Below are some records; retype all of them exactly.

# ROWS:

— Start —

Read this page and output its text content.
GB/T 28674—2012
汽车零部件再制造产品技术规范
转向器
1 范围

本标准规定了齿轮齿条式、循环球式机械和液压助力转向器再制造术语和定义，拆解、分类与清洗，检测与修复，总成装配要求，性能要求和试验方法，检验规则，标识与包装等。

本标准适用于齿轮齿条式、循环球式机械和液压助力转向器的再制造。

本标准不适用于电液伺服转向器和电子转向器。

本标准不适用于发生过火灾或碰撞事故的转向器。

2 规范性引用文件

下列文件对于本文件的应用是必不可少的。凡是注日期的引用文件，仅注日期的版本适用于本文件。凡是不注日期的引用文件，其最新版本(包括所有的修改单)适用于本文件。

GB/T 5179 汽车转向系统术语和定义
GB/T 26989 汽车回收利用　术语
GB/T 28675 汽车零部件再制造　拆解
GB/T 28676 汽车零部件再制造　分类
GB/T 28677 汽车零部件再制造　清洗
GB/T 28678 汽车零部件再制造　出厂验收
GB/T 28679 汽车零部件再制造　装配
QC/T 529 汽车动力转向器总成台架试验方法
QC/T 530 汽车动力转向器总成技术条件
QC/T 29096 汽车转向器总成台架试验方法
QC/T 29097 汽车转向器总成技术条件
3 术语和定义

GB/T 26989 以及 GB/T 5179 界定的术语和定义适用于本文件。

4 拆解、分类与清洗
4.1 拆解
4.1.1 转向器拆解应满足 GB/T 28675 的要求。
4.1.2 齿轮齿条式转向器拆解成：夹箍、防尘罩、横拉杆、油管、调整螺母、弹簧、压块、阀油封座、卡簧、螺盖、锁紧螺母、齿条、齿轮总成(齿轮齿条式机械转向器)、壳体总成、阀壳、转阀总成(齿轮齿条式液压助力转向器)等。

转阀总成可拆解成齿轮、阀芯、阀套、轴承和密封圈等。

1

— End —

# THE ANSWER:
Read this page and output its text content.
GB/T 28674—2012
汽车零部件再制造产品技术规范
转向器
1 范围

本标准规定了齿轮齿条式、循环球式机械和液压助力转向器再制造术语和定义，拆解、分类与清洗，检测与修复，总成装配要求，性能要求和试验方法，检验规则，标识与包装等。

本标准适用于齿轮齿条式、循环球式机械和液压助力转向器的再制造。

本标准不适用于电液伺服转向器和电子转向器。

本标准不适用于发生过火灾或碰撞事故的转向器。

2 规范性引用文件

下列文件对于本文件的应用是必不可少的。凡是注日期的引用文件，仅注日期的版本适用于本文件。凡是不注日期的引用文件，其最新版本(包括所有的修改单)适用于本文件。

GB/T 5179 汽车转向系统术语和定义
GB/T 26989 汽车回收利用　术语
GB/T 28675 汽车零部件再制造　拆解
GB/T 28676 汽车零部件再制造　分类
GB/T 28677 汽车零部件再制造　清洗
GB/T 28678 汽车零部件再制造　出厂验收
GB/T 28679 汽车零部件再制造　装配
QC/T 529 汽车动力转向器总成台架试验方法
QC/T 530 汽车动力转向器总成技术条件
QC/T 29096 汽车转向器总成台架试验方法
QC/T 29097 汽车转向器总成技术条件
3 术语和定义

GB/T 26989 以及 GB/T 5179 界定的术语和定义适用于本文件。

4 拆解、分类与清洗
4.1 拆解
4.1.1 转向器拆解应满足 GB/T 28675 的要求。
4.1.2 齿轮齿条式转向器拆解成：夹箍、防尘罩、横拉杆、油管、调整螺母、弹簧、压块、阀油封座、卡簧、螺盖、锁紧螺母、齿条、齿轮总成(齿轮齿条式机械转向器)、壳体总成、阀壳、转阀总成(齿轮齿条式液压助力转向器)等。

转阀总成可拆解成齿轮、阀芯、阀套、轴承和密封圈等。

1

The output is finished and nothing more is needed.